**The problem:** Extract from the listing each line in which the word "Registry" appears.

-- start of Supplied data --

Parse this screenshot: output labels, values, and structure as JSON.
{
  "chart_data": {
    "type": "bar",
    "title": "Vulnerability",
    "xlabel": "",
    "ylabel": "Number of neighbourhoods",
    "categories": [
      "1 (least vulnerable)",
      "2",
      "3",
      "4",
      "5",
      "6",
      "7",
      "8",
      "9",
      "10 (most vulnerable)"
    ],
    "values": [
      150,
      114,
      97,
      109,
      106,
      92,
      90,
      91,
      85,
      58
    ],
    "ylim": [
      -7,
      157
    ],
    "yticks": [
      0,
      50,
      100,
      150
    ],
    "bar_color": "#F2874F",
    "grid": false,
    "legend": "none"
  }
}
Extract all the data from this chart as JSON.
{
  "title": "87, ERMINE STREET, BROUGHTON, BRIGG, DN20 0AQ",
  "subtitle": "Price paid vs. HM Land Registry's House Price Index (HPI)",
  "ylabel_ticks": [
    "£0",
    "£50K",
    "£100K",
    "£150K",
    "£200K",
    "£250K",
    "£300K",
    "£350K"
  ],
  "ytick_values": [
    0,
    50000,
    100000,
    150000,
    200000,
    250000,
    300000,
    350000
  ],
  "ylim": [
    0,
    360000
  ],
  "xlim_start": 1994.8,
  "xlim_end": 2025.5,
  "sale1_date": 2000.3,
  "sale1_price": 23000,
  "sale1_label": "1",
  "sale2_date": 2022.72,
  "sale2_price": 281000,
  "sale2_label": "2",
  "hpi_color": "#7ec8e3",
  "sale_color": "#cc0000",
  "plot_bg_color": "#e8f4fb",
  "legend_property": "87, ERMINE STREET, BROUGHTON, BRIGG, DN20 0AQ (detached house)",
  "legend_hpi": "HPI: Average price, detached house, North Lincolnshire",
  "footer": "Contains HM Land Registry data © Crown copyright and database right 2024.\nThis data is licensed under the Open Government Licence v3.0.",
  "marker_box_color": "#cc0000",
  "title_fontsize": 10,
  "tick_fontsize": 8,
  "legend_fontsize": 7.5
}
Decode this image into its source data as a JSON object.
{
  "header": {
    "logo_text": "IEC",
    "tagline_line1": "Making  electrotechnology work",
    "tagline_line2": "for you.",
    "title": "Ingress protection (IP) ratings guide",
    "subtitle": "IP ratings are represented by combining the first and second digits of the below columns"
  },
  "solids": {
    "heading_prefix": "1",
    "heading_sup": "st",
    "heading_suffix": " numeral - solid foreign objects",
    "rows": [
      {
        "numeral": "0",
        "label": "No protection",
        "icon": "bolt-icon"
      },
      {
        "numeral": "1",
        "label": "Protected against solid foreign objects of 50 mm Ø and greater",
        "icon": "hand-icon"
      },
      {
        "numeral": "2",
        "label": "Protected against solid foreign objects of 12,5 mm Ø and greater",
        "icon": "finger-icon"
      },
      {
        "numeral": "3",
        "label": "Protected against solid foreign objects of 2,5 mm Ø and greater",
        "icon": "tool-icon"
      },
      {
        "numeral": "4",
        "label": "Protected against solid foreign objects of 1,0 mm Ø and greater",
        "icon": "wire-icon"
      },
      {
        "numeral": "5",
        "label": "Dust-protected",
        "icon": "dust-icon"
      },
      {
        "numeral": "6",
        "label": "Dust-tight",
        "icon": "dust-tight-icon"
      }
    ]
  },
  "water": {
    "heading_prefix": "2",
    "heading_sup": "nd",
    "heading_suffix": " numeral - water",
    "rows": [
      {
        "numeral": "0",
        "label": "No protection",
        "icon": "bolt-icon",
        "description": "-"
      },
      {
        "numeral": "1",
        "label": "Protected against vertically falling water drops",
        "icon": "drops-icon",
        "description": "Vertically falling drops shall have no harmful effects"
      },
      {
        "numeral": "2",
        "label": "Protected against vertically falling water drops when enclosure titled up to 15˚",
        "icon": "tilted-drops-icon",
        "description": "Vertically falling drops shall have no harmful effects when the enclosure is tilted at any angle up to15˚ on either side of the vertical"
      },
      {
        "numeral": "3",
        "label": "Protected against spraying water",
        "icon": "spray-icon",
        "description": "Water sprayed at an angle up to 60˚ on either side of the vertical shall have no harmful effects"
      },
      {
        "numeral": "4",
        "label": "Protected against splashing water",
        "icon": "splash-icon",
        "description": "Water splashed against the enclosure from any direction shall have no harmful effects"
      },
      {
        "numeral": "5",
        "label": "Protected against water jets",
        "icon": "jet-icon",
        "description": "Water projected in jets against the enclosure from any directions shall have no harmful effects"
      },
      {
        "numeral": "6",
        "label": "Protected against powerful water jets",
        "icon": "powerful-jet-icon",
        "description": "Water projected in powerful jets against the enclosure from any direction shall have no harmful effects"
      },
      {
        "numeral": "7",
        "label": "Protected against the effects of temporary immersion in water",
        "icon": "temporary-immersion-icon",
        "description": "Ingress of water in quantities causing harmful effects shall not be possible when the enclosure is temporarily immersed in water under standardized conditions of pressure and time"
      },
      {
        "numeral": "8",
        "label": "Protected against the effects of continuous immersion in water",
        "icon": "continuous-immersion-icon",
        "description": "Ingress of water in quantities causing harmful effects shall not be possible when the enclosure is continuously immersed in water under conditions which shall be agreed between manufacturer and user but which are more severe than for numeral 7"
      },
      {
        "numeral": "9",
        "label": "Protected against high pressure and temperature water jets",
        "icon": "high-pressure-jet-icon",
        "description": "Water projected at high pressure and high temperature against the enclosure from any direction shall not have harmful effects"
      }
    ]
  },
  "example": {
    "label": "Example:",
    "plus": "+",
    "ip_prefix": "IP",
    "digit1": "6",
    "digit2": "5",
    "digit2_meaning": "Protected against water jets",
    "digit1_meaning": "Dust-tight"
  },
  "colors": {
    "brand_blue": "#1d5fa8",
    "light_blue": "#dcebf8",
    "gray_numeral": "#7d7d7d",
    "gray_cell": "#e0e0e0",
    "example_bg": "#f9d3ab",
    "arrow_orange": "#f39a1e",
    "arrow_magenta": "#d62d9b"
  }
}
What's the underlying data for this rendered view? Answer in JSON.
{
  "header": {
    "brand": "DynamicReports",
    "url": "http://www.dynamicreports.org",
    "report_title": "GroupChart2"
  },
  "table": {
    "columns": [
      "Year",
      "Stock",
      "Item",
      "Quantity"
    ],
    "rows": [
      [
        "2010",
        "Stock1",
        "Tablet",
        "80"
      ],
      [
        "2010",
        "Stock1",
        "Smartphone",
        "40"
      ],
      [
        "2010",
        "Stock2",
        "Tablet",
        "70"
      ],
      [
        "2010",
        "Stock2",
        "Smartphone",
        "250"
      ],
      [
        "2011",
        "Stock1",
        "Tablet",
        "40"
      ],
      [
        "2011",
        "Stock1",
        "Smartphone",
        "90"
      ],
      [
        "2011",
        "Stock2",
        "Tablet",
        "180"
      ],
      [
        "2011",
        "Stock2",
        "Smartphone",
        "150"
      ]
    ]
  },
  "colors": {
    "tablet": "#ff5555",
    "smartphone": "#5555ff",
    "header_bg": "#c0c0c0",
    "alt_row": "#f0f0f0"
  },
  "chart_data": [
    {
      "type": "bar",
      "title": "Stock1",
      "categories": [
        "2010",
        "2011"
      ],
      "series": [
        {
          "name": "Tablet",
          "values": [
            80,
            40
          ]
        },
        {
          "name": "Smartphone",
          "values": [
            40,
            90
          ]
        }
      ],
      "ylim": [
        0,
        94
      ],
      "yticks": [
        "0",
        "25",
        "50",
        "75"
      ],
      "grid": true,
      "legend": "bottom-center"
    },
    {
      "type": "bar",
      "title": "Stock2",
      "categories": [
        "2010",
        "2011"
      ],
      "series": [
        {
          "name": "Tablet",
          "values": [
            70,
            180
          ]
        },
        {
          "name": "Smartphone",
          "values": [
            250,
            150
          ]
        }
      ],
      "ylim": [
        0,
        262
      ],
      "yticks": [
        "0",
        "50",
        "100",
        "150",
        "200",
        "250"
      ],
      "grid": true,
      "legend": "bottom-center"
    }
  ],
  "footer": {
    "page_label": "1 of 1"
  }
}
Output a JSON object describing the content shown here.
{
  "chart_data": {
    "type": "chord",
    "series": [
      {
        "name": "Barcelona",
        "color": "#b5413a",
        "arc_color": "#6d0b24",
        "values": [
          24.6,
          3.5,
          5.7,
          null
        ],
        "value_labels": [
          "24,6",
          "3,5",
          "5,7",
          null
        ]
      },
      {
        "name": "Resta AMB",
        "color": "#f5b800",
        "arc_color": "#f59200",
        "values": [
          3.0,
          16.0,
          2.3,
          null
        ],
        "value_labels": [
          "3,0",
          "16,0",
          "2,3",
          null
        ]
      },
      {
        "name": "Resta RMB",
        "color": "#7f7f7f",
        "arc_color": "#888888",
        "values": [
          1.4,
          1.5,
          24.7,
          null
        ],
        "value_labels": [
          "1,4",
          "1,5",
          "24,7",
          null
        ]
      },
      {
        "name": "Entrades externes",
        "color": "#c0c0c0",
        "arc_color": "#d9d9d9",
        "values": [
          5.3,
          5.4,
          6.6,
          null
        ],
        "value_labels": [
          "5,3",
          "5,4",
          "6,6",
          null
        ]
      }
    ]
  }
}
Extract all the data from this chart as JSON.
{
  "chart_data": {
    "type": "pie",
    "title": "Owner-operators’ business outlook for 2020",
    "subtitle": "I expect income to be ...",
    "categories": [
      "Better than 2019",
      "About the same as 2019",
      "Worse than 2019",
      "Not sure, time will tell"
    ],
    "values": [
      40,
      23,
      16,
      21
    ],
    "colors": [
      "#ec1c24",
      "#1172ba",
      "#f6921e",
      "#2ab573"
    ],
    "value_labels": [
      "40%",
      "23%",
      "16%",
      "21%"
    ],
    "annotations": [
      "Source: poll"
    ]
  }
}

-- end of Supplied data --

**Response to the exercise:**
  "subtitle": "Price paid vs. HM Land Registry's House Price Index (HPI)",
  "footer": "Contains HM Land Registry data © Crown copyright and database right 2024.\nThis data is licensed under the Open Government Licence v3.0.",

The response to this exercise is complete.